EXERCISE INSTRUCTIONS: Return every line of the records below word for word, leaving out the pictures.

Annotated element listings
---

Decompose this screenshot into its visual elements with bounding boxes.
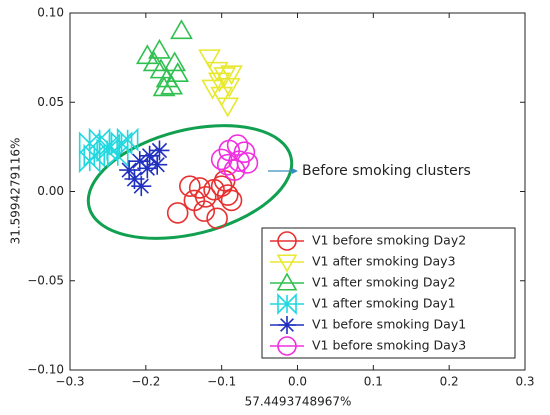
point: [208, 72, 231, 93]
point: [148, 38, 171, 59]
point: [170, 19, 193, 40]
legend-label: V1 after smoking Day1: [312, 296, 456, 311]
point: [213, 67, 237, 88]
point: [206, 207, 228, 230]
cluster-ellipse: [86, 124, 294, 240]
point: [220, 189, 243, 212]
x-tick-label: 0.3: [515, 375, 534, 389]
point: [78, 149, 101, 174]
legend-label: V1 before smoking Day3: [312, 338, 466, 353]
x-tick-label: 0.1: [364, 375, 383, 389]
y-tick-label: 0.10: [37, 6, 64, 20]
legend: [261, 227, 516, 359]
point: [226, 134, 249, 156]
point: [194, 186, 217, 208]
arrow-head: [292, 168, 298, 174]
x-tick-label: −0.2: [131, 375, 160, 389]
point: [137, 158, 158, 179]
y-tick-label: 0.05: [37, 95, 64, 109]
x-tick-label: −0.1: [207, 375, 236, 389]
point: [147, 154, 168, 175]
legend-label: V1 before smoking Day1: [312, 317, 466, 332]
y-tick-label: −0.05: [27, 273, 64, 287]
point: [216, 97, 240, 118]
point: [166, 202, 189, 224]
point: [149, 140, 170, 161]
legend-label: V1 after smoking Day2: [312, 275, 456, 290]
point: [160, 74, 183, 95]
point: [139, 145, 160, 166]
point: [216, 184, 239, 206]
legend-label: V1 before smoking Day2: [312, 233, 466, 248]
point: [166, 62, 190, 82]
point: [223, 159, 246, 181]
point: [198, 49, 221, 70]
point: [116, 127, 139, 152]
x-axis-label: 57.4493748967%: [245, 395, 352, 409]
legend-marker: [276, 254, 298, 273]
point: [129, 151, 150, 172]
annotation: Before smoking clusters: [302, 163, 471, 179]
point: [236, 152, 259, 174]
legend-label: V1 after smoking Day3: [312, 254, 456, 269]
point: [152, 76, 176, 97]
y-axis-label: 31.5994279116%: [9, 138, 23, 245]
point: [119, 160, 140, 181]
point: [131, 176, 152, 197]
legend-marker: [276, 272, 298, 291]
x-tick-label: 0.0: [288, 375, 307, 389]
y-tick-label: 0.00: [37, 184, 64, 198]
x-tick-label: 0.2: [440, 375, 459, 389]
point: [205, 61, 229, 82]
point: [220, 65, 243, 86]
point: [179, 175, 201, 197]
x-tick-label: −0.3: [55, 375, 84, 389]
point: [183, 189, 206, 212]
y-tick-label: −0.10: [27, 363, 64, 377]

---

EXERCISE OUTPUT:
Decompose this screenshot into its visual elements with bounding boxes.
point: [208, 72, 231, 93]
point: [148, 38, 171, 59]
point: [170, 19, 193, 40]
legend-label: V1 after smoking Day1: [312, 296, 456, 311]
point: [213, 67, 237, 88]
point: [206, 207, 228, 230]
cluster-ellipse: [86, 124, 294, 240]
point: [220, 189, 243, 212]
x-tick-label: 0.3: [515, 375, 534, 389]
point: [78, 149, 101, 174]
legend-label: V1 before smoking Day3: [312, 338, 466, 353]
x-tick-label: 0.1: [364, 375, 383, 389]
y-tick-label: 0.10: [37, 6, 64, 20]
legend: [261, 227, 516, 359]
point: [226, 134, 249, 156]
point: [194, 186, 217, 208]
arrow-head: [292, 168, 298, 174]
x-tick-label: −0.2: [131, 375, 160, 389]
point: [137, 158, 158, 179]
y-tick-label: 0.05: [37, 95, 64, 109]
x-tick-label: −0.1: [207, 375, 236, 389]
point: [147, 154, 168, 175]
legend-label: V1 before smoking Day1: [312, 317, 466, 332]
y-tick-label: −0.05: [27, 273, 64, 287]
point: [216, 97, 240, 118]
point: [166, 202, 189, 224]
point: [149, 140, 170, 161]
legend-label: V1 after smoking Day2: [312, 275, 456, 290]
point: [160, 74, 183, 95]
point: [139, 145, 160, 166]
point: [216, 184, 239, 206]
legend-label: V1 before smoking Day2: [312, 233, 466, 248]
point: [166, 62, 190, 82]
point: [223, 159, 246, 181]
point: [198, 49, 221, 70]
point: [116, 127, 139, 152]
x-axis-label: 57.4493748967%: [245, 395, 352, 409]
legend-marker: [276, 254, 298, 273]
point: [129, 151, 150, 172]
annotation: Before smoking clusters: [302, 163, 471, 179]
point: [236, 152, 259, 174]
legend-label: V1 after smoking Day3: [312, 254, 456, 269]
point: [152, 76, 176, 97]
y-axis-label: 31.5994279116%: [9, 138, 23, 245]
point: [119, 160, 140, 181]
point: [131, 176, 152, 197]
legend-marker: [276, 272, 298, 291]
x-tick-label: 0.0: [288, 375, 307, 389]
y-tick-label: 0.00: [37, 184, 64, 198]
x-tick-label: 0.2: [440, 375, 459, 389]
point: [205, 61, 229, 82]
point: [220, 65, 243, 86]
point: [179, 175, 201, 197]
x-tick-label: −0.3: [55, 375, 84, 389]
point: [183, 189, 206, 212]
y-tick-label: −0.10: [27, 363, 64, 377]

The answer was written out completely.